Work to complete
Each line in the entries below that holds the string "question" is to be listed.

Provided information
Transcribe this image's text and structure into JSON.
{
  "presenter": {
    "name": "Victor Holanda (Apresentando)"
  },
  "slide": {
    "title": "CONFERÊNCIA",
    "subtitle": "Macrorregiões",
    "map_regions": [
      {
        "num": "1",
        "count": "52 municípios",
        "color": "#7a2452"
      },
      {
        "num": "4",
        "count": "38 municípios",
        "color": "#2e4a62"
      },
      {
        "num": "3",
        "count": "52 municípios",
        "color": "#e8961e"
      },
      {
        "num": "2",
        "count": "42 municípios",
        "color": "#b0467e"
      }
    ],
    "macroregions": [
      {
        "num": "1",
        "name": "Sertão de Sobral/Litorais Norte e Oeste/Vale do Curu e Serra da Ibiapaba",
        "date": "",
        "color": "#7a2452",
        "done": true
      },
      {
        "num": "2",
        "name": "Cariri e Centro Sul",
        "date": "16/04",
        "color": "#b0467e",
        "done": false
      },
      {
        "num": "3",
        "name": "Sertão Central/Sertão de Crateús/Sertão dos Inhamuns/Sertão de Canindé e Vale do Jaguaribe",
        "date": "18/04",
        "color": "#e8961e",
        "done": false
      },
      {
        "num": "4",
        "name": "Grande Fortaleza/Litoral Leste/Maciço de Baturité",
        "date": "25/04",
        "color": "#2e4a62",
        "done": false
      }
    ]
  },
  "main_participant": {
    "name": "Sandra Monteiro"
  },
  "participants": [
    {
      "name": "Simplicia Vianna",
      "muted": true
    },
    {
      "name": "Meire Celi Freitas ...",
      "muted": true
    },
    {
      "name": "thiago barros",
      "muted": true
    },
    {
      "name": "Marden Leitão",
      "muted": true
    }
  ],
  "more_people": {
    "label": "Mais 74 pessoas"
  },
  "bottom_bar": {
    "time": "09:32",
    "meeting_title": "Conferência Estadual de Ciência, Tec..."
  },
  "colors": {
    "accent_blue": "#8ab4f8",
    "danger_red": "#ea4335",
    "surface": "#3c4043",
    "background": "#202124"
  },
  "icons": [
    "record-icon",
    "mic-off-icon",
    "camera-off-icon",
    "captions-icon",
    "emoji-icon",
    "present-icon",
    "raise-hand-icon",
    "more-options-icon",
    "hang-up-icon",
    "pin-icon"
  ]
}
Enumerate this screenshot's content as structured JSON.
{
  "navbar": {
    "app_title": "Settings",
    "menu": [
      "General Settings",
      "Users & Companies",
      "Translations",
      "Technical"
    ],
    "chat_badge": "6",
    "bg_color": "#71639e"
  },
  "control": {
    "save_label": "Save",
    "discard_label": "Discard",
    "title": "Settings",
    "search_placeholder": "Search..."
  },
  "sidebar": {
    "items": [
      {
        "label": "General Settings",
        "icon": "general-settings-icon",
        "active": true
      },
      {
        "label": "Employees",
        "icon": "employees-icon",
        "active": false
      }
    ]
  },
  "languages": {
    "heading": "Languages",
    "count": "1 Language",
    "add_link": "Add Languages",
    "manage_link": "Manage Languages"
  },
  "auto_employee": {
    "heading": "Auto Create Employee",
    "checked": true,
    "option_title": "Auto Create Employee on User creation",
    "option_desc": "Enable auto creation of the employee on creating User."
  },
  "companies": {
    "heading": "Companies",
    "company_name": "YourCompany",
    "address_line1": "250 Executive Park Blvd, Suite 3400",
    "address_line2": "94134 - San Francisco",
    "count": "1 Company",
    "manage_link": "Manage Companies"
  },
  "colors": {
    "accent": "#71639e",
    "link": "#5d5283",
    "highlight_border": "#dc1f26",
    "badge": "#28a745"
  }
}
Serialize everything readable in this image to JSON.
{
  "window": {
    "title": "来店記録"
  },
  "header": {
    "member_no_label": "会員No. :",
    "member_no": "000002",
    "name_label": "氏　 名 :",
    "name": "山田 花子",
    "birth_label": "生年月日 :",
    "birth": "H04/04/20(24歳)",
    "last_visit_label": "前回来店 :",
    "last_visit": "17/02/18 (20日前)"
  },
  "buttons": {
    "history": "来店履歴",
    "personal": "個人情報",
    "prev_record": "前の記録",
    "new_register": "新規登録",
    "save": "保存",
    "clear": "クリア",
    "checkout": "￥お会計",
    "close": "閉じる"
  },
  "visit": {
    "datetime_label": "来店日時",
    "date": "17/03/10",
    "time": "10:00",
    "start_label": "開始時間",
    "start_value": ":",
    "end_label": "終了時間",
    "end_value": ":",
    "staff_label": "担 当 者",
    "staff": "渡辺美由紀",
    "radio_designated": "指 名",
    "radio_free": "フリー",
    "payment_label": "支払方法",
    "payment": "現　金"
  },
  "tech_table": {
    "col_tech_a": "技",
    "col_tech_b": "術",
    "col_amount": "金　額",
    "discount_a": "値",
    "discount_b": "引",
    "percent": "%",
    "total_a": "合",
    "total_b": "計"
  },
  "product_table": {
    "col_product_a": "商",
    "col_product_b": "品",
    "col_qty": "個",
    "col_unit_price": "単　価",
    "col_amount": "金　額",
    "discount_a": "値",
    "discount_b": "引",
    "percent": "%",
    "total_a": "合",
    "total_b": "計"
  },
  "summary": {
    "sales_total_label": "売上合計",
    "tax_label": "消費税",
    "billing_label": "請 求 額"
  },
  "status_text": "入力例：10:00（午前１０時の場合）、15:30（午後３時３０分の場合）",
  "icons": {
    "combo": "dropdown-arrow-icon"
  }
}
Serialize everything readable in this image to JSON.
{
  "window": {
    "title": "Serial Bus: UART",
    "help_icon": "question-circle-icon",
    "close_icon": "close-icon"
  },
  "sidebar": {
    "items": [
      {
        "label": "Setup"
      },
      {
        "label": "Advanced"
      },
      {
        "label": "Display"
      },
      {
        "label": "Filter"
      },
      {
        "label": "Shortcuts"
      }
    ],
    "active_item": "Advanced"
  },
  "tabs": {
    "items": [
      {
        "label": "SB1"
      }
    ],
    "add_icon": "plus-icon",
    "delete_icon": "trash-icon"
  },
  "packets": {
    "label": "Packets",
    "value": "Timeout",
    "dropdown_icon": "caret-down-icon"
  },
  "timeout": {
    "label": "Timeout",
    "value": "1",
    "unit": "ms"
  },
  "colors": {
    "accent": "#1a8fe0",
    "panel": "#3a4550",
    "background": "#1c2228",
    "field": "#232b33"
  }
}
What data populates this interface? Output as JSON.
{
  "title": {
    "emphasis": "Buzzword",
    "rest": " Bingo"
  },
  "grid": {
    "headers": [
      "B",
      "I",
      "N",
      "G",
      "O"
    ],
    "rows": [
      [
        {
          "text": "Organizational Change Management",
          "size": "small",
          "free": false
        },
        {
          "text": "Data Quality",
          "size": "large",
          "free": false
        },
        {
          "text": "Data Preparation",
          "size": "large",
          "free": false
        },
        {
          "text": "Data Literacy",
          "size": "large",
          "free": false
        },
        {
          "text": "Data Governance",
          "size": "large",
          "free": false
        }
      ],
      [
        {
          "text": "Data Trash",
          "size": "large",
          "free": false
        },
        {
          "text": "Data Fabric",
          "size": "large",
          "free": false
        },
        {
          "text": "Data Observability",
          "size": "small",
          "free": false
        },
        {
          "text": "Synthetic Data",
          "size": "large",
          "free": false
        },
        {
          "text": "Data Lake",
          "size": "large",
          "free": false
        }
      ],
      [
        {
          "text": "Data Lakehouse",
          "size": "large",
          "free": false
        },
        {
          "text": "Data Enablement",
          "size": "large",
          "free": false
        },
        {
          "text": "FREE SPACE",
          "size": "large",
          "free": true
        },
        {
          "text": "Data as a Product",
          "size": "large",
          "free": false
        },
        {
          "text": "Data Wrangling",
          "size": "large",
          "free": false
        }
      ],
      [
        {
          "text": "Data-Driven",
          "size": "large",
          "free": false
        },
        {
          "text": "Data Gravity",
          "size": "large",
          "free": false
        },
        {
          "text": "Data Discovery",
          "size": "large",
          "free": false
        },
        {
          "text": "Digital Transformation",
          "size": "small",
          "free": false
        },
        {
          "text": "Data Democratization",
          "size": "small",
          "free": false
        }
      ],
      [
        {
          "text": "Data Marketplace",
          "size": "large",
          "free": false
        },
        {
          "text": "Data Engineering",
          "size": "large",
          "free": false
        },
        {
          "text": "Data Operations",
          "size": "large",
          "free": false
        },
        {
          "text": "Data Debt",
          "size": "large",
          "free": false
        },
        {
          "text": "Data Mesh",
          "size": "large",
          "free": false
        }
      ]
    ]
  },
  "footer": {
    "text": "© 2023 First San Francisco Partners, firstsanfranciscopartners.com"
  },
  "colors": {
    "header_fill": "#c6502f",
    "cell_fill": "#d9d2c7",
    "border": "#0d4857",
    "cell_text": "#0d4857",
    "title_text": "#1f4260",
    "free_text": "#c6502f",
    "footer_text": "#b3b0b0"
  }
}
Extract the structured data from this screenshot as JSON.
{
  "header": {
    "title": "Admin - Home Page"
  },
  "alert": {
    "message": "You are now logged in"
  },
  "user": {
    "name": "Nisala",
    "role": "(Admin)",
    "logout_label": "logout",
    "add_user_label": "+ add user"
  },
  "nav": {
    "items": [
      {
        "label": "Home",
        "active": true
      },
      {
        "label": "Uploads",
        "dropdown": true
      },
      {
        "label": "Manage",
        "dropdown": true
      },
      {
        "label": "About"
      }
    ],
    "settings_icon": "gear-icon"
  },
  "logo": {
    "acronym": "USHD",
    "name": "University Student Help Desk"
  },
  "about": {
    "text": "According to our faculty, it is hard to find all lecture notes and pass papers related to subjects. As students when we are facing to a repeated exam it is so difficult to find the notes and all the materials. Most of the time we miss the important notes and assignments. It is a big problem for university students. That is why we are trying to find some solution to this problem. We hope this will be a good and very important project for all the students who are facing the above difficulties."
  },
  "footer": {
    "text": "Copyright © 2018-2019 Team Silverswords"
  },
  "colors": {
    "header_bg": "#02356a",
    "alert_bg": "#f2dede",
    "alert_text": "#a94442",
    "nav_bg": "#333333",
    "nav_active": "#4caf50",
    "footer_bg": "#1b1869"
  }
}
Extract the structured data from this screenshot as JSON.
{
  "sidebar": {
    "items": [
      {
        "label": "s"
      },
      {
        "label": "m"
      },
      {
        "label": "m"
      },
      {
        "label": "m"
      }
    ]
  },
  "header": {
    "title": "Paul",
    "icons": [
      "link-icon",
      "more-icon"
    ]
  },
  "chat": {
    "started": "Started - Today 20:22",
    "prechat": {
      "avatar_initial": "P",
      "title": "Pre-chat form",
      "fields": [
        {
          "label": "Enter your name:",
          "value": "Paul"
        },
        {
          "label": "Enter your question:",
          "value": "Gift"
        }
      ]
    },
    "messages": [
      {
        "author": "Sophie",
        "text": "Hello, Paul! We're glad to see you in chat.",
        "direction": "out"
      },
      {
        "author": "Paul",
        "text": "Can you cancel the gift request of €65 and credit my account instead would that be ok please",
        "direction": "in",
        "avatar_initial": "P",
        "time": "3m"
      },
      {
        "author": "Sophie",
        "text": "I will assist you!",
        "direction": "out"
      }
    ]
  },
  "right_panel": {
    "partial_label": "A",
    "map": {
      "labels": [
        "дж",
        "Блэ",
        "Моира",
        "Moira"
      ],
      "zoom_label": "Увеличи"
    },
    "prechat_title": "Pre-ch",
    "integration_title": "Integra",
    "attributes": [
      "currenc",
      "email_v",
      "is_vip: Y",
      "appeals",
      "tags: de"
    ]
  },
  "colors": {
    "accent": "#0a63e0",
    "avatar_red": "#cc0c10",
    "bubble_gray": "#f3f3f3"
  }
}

Complete output
    "help_icon": "question-circle-icon",
          "label": "Enter your question:",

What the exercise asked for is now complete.